[Box annotation data]
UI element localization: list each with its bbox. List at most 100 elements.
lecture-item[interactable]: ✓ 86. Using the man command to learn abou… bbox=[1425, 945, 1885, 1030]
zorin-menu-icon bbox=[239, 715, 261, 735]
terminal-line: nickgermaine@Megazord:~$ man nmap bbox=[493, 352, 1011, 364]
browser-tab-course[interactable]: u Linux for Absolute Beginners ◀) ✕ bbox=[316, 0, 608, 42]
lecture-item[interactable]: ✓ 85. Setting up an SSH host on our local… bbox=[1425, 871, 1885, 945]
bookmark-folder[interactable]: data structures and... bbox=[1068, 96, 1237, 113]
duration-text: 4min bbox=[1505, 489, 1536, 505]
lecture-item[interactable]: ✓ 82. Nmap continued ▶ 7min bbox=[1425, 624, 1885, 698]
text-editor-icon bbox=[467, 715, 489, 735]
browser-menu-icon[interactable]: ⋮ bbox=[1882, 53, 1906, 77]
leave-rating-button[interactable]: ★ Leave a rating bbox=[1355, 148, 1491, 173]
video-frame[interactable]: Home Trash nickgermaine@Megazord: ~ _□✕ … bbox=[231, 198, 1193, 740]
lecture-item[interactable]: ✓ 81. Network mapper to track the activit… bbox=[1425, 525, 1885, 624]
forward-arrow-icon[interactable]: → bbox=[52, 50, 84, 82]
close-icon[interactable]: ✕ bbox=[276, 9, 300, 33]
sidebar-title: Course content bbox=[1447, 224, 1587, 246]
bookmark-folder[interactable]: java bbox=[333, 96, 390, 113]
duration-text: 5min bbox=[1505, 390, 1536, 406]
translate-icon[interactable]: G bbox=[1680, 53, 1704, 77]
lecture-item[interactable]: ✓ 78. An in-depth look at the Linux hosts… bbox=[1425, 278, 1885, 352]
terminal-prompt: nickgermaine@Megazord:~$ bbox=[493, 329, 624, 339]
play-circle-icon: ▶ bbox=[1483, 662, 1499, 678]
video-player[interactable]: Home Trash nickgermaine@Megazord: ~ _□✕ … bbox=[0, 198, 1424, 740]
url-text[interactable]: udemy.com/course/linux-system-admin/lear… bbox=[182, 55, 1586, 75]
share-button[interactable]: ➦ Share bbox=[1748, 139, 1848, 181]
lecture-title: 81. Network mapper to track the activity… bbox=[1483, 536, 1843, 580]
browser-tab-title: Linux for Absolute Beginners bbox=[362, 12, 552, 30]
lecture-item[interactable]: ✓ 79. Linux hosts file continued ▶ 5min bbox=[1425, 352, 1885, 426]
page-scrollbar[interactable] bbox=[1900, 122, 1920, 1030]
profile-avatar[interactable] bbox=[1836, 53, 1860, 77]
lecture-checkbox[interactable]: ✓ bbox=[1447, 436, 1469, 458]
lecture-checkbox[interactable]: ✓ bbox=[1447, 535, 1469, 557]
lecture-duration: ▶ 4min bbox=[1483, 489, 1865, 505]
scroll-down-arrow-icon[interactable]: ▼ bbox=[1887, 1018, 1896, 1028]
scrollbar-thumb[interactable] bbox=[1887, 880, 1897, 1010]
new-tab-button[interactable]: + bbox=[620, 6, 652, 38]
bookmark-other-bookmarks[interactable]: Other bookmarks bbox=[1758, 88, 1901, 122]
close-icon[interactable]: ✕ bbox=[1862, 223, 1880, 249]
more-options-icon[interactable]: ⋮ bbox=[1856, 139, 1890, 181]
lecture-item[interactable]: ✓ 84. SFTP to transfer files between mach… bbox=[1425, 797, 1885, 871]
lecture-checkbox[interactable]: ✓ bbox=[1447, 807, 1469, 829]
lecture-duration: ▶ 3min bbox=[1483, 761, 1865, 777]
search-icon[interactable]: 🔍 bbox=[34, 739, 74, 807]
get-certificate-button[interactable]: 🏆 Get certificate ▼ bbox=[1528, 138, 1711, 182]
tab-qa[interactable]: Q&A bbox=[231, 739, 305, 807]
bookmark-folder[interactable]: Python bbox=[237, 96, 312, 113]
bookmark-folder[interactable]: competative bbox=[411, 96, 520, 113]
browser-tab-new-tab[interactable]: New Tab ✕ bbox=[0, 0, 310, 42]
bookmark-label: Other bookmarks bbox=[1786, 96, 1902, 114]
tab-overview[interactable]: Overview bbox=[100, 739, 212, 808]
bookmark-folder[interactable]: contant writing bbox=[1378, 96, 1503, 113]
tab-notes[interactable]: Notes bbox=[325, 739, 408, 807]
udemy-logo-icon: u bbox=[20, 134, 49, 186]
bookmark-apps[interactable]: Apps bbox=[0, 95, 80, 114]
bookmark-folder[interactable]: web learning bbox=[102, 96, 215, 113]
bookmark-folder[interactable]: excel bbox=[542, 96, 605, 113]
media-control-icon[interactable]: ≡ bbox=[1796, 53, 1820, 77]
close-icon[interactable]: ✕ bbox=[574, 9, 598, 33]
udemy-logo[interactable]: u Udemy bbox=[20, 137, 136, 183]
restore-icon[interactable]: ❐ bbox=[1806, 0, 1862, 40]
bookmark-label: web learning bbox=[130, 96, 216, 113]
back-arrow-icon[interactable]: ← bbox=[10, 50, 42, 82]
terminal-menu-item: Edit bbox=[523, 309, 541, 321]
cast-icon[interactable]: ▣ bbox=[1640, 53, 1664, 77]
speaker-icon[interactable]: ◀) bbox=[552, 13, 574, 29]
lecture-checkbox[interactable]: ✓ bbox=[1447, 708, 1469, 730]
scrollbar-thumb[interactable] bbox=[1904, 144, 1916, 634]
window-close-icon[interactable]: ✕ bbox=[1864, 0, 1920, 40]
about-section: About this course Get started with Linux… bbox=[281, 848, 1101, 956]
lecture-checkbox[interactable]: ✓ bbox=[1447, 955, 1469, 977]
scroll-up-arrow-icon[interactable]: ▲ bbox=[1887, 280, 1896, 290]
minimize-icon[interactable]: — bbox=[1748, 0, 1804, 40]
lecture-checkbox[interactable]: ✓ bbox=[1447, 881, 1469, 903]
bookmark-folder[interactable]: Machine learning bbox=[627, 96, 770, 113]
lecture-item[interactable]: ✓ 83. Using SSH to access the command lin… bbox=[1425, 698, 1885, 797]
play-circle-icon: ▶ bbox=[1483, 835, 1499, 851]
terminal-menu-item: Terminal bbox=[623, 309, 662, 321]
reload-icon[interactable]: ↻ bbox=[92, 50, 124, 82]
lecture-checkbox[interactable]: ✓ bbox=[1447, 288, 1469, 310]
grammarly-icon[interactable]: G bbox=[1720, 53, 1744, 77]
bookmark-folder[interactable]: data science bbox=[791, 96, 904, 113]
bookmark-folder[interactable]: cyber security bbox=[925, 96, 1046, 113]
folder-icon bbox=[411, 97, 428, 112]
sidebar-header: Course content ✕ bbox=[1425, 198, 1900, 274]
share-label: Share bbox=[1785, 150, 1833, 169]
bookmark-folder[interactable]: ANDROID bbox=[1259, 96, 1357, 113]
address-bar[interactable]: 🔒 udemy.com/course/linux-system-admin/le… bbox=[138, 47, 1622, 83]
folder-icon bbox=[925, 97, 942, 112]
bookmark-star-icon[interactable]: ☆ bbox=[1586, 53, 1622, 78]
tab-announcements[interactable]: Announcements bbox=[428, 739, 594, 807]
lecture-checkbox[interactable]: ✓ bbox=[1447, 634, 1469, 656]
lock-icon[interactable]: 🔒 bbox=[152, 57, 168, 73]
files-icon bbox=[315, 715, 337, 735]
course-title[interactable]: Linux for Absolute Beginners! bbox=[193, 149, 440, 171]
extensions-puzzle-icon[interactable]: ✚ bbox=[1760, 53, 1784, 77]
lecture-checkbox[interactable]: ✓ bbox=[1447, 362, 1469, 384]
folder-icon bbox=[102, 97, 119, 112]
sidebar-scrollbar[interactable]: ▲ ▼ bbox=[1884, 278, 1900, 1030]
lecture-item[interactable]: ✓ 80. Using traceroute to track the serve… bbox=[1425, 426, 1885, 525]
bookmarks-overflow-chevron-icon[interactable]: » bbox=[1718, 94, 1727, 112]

### TASK PROMPT
Copy out every line of the entries above that contains the string "with". Only matches in the same case count.

### SOLVED PROBLEM
UI element localization: list each with its bbox. List at most 100 elements.
about-section: About this course Get started with Linux… bbox=[281, 848, 1101, 956]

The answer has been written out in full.